Goal: Produce an exact copy of all the data below, dropping every image.

(Saved entries)
+ + + +
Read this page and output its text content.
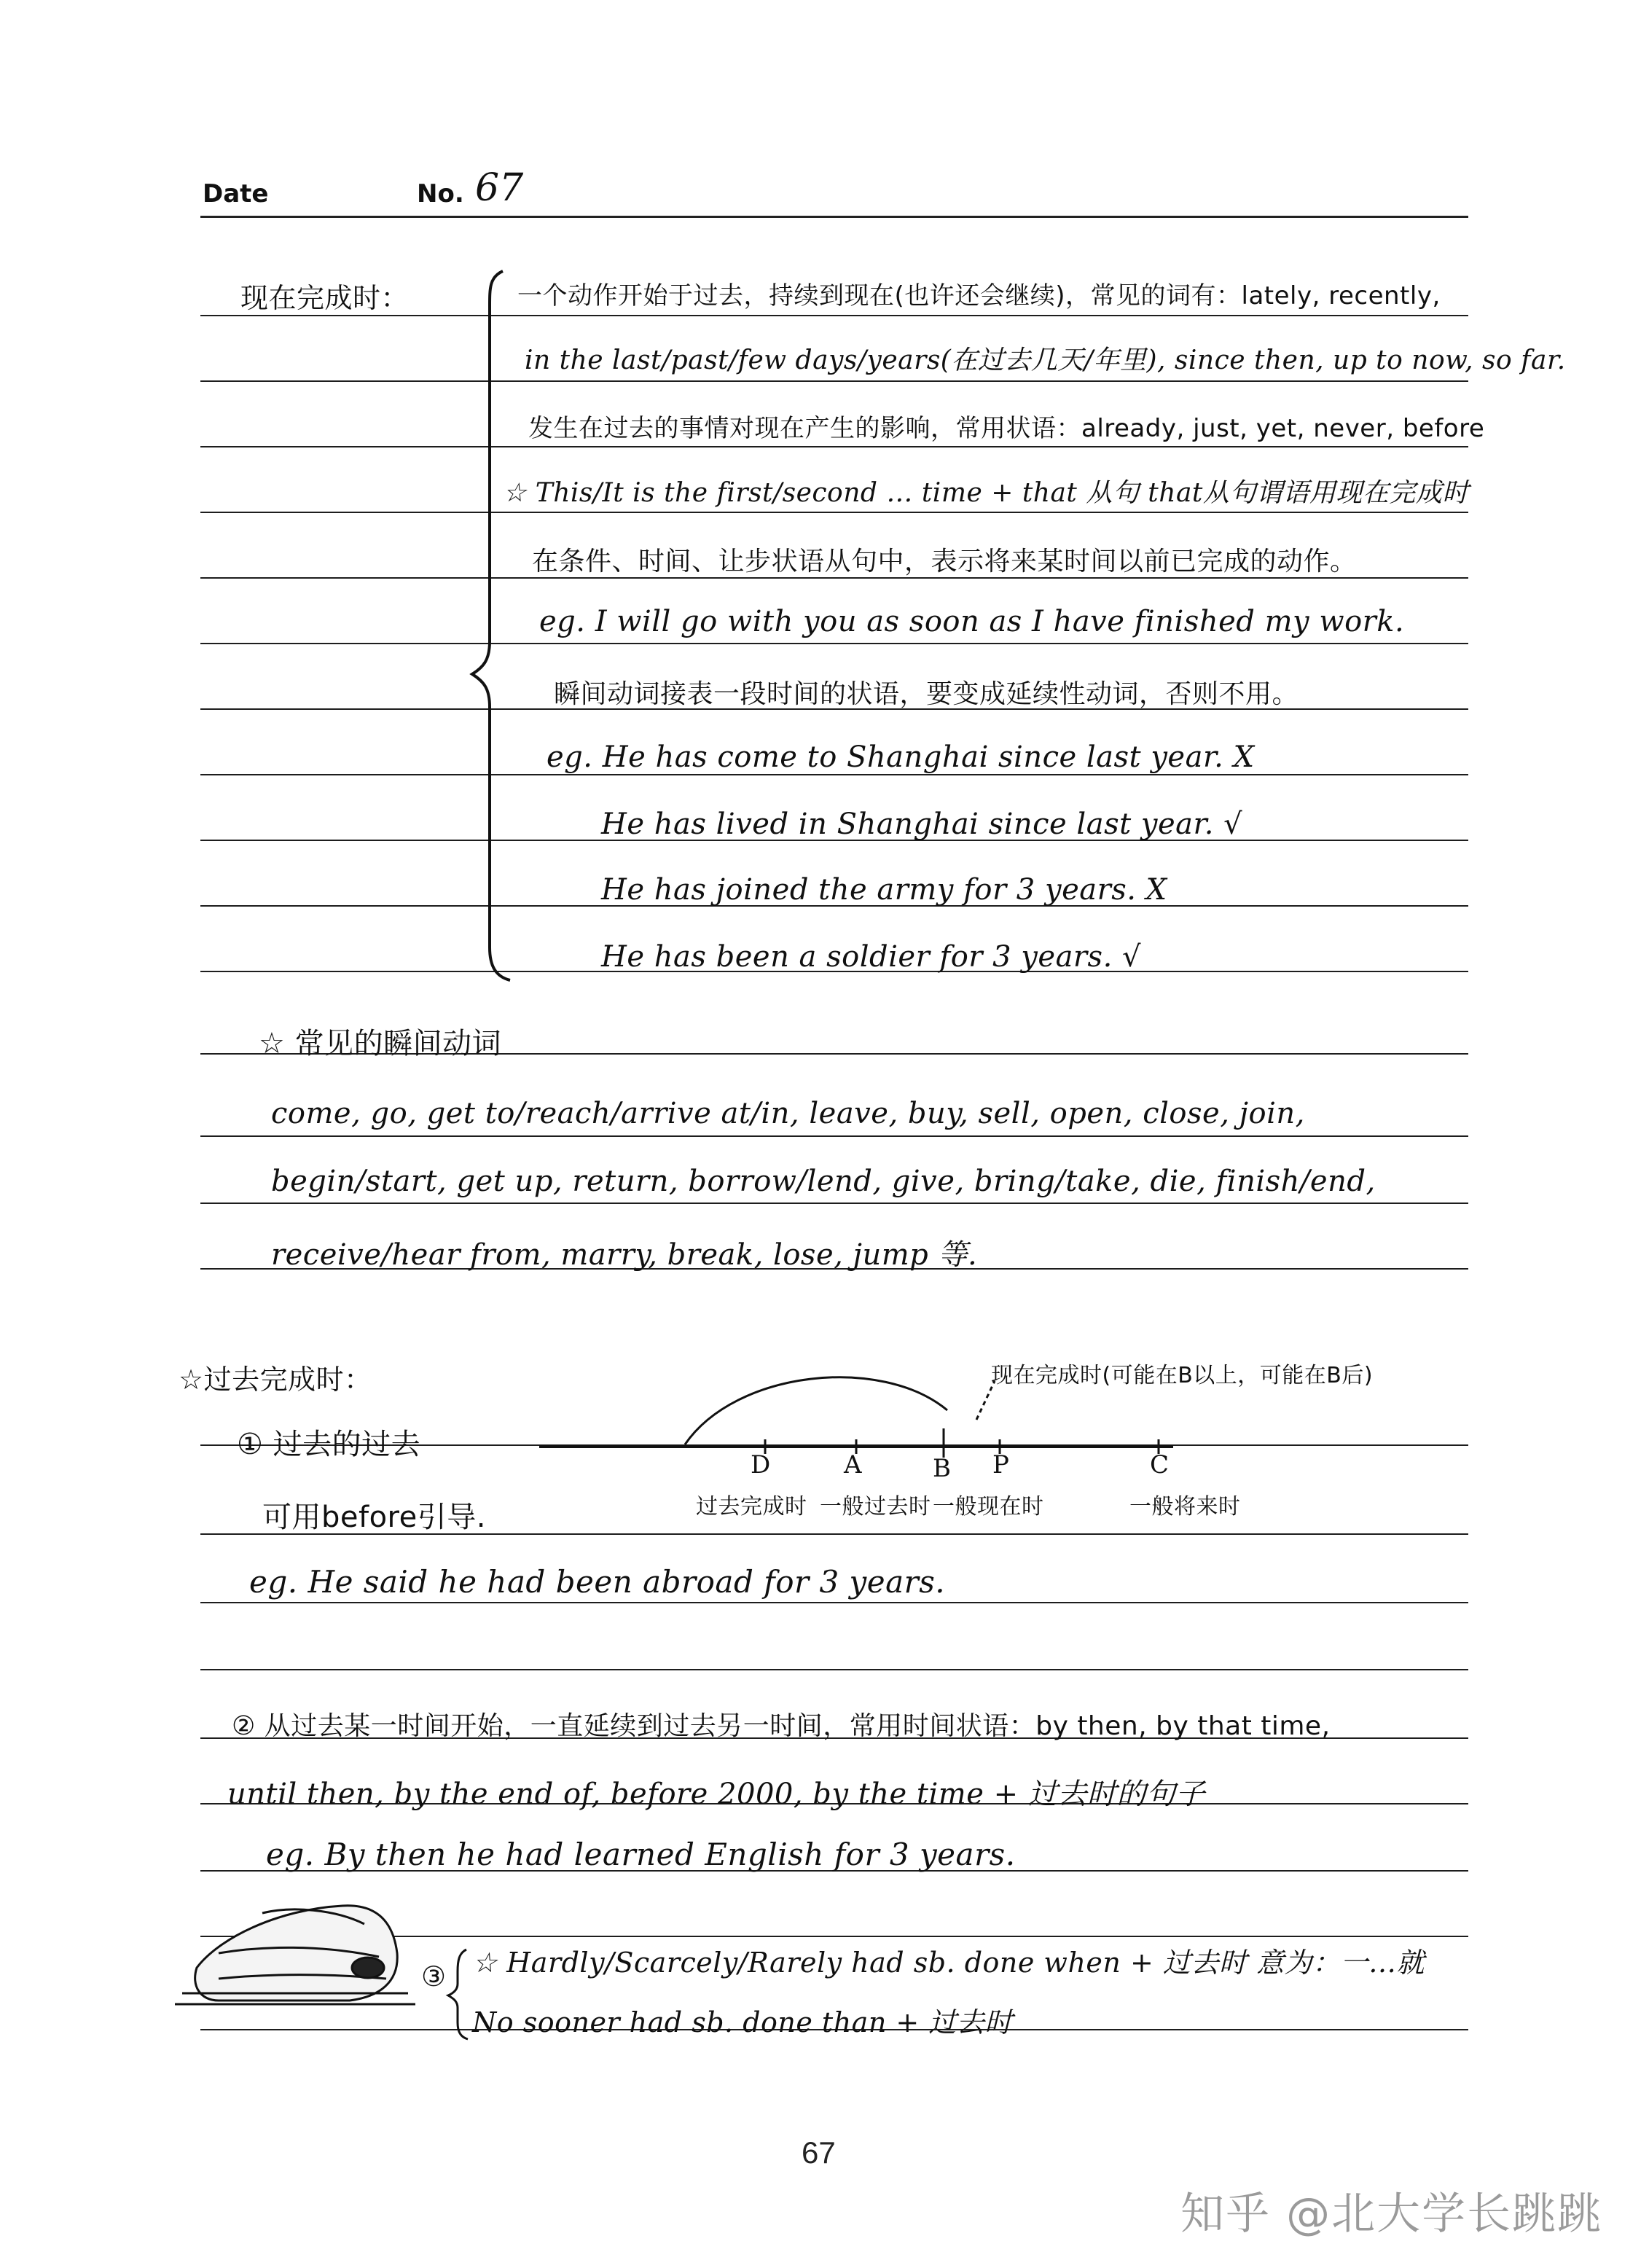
Date	No. 67
现在完成时：	一个动作开始于过去，持续到现在(也许还会继续)，常见的词有：lately, recently,
in the last/past/few days/years(在过去几天/年里), since then, up to now, so far.
发生在过去的事情对现在产生的影响，常用状语：already, just, yet, never, before
☆ This/It is the first/second … time + that 从句 that从句谓语用现在完成时
在条件、时间、让步状语从句中，表示将来某时间以前已完成的动作。
eg. I will go with you as soon as I have finished my work.
瞬间动词接表一段时间的状语，要变成延续性动词，否则不用。
eg. He has come to Shanghai since last year. X
He has lived in Shanghai since last year. √
He has joined the army for 3 years. X
He has been a soldier for 3 years. √
☆ 常见的瞬间动词
come, go, get to/reach/arrive at/in, leave, buy, sell, open, close, join,
begin/start, get up, return, borrow/lend, give, bring/take, die, finish/end,
receive/hear from, marry, break, lose, jump 等.
☆过去完成时：	现在完成时(可能在B以上，可能在B后)
① 过去的过去
D	A	B P	C
过去完成时 一般过去时 一般现在时	一般将来时
可用before引导.
eg. He said he had been abroad for 3 years.
② 从过去某一时间开始，一直延续到过去另一时间，常用时间状语：by then, by that time,
until then, by the end of, before 2000, by the time + 过去时的句子
eg. By then he had learned English for 3 years.
③ ☆ Hardly/Scarcely/Rarely had sb. done when + 过去时 意为：一…就
No sooner had sb. done than + 过去时
67
知乎 @北大学长跳跳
+ + + +
Solution below:
Read this page and output its text content.
Date	No. 67
现在完成时：	一个动作开始于过去，持续到现在(也许还会继续)，常见的词有：lately, recently,
in the last/past/few days/years(在过去几天/年里), since then, up to now, so far.
发生在过去的事情对现在产生的影响，常用状语：already, just, yet, never, before
☆ This/It is the first/second … time + that 从句 that从句谓语用现在完成时
在条件、时间、让步状语从句中，表示将来某时间以前已完成的动作。
eg. I will go with you as soon as I have finished my work.
瞬间动词接表一段时间的状语，要变成延续性动词，否则不用。
eg. He has come to Shanghai since last year. X
He has lived in Shanghai since last year. √
He has joined the army for 3 years. X
He has been a soldier for 3 years. √
☆ 常见的瞬间动词
come, go, get to/reach/arrive at/in, leave, buy, sell, open, close, join,
begin/start, get up, return, borrow/lend, give, bring/take, die, finish/end,
receive/hear from, marry, break, lose, jump 等.
☆过去完成时：	现在完成时(可能在B以上，可能在B后)
① 过去的过去
D	A	B P	C
过去完成时 一般过去时 一般现在时	一般将来时
可用before引导.
eg. He said he had been abroad for 3 years.
② 从过去某一时间开始，一直延续到过去另一时间，常用时间状语：by then, by that time,
until then, by the end of, before 2000, by the time + 过去时的句子
eg. By then he had learned English for 3 years.
③ ☆ Hardly/Scarcely/Rarely had sb. done when + 过去时 意为：一…就
No sooner had sb. done than + 过去时
67
知乎 @北大学长跳跳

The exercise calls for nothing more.